**Brief**
The listing below should be copied in full, word for word.

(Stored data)
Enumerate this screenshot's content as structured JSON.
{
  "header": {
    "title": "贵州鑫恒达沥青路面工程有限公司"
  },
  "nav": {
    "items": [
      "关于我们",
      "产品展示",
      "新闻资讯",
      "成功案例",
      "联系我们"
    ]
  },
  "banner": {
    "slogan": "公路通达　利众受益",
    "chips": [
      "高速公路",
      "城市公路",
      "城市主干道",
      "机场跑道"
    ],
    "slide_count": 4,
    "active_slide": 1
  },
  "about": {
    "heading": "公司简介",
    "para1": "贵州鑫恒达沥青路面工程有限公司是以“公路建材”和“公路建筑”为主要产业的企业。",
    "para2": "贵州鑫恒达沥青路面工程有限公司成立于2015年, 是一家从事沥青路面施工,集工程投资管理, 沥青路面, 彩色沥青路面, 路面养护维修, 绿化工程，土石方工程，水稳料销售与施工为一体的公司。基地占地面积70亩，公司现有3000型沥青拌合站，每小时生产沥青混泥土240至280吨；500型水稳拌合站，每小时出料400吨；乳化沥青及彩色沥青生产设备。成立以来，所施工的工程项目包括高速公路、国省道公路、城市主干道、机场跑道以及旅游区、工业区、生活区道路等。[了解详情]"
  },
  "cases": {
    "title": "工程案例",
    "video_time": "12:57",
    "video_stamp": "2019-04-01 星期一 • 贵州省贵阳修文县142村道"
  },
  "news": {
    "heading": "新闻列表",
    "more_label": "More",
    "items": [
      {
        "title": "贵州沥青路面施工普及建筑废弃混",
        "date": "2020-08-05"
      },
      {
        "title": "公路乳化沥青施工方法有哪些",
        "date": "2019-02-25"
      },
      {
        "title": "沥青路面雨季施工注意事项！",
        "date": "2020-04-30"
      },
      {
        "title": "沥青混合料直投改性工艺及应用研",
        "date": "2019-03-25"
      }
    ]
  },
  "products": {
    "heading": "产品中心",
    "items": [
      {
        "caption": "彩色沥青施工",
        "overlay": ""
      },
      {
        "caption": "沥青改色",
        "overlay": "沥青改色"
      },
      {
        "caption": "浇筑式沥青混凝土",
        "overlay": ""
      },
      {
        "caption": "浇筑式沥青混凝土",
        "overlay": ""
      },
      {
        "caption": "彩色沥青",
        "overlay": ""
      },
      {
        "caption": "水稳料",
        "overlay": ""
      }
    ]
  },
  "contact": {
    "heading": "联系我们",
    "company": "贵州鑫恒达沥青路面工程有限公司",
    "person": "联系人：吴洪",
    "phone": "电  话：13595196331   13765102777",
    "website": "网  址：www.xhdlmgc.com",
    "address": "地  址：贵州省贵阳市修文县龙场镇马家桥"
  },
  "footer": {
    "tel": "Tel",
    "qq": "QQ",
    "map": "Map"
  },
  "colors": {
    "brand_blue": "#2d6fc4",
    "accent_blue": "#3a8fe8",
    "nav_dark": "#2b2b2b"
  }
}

**Full output**
Enumerate this screenshot's content as structured JSON.
{
  "header": {
    "title": "贵州鑫恒达沥青路面工程有限公司"
  },
  "nav": {
    "items": [
      "关于我们",
      "产品展示",
      "新闻资讯",
      "成功案例",
      "联系我们"
    ]
  },
  "banner": {
    "slogan": "公路通达　利众受益",
    "chips": [
      "高速公路",
      "城市公路",
      "城市主干道",
      "机场跑道"
    ],
    "slide_count": 4,
    "active_slide": 1
  },
  "about": {
    "heading": "公司简介",
    "para1": "贵州鑫恒达沥青路面工程有限公司是以“公路建材”和“公路建筑”为主要产业的企业。",
    "para2": "贵州鑫恒达沥青路面工程有限公司成立于2015年, 是一家从事沥青路面施工,集工程投资管理, 沥青路面, 彩色沥青路面, 路面养护维修, 绿化工程，土石方工程，水稳料销售与施工为一体的公司。基地占地面积70亩，公司现有3000型沥青拌合站，每小时生产沥青混泥土240至280吨；500型水稳拌合站，每小时出料400吨；乳化沥青及彩色沥青生产设备。成立以来，所施工的工程项目包括高速公路、国省道公路、城市主干道、机场跑道以及旅游区、工业区、生活区道路等。[了解详情]"
  },
  "cases": {
    "title": "工程案例",
    "video_time": "12:57",
    "video_stamp": "2019-04-01 星期一 • 贵州省贵阳修文县142村道"
  },
  "news": {
    "heading": "新闻列表",
    "more_label": "More",
    "items": [
      {
        "title": "贵州沥青路面施工普及建筑废弃混",
        "date": "2020-08-05"
      },
      {
        "title": "公路乳化沥青施工方法有哪些",
        "date": "2019-02-25"
      },
      {
        "title": "沥青路面雨季施工注意事项！",
        "date": "2020-04-30"
      },
      {
        "title": "沥青混合料直投改性工艺及应用研",
        "date": "2019-03-25"
      }
    ]
  },
  "products": {
    "heading": "产品中心",
    "items": [
      {
        "caption": "彩色沥青施工",
        "overlay": ""
      },
      {
        "caption": "沥青改色",
        "overlay": "沥青改色"
      },
      {
        "caption": "浇筑式沥青混凝土",
        "overlay": ""
      },
      {
        "caption": "浇筑式沥青混凝土",
        "overlay": ""
      },
      {
        "caption": "彩色沥青",
        "overlay": ""
      },
      {
        "caption": "水稳料",
        "overlay": ""
      }
    ]
  },
  "contact": {
    "heading": "联系我们",
    "company": "贵州鑫恒达沥青路面工程有限公司",
    "person": "联系人：吴洪",
    "phone": "电  话：13595196331   13765102777",
    "website": "网  址：www.xhdlmgc.com",
    "address": "地  址：贵州省贵阳市修文县龙场镇马家桥"
  },
  "footer": {
    "tel": "Tel",
    "qq": "QQ",
    "map": "Map"
  },
  "colors": {
    "brand_blue": "#2d6fc4",
    "accent_blue": "#3a8fe8",
    "nav_dark": "#2b2b2b"
  }
}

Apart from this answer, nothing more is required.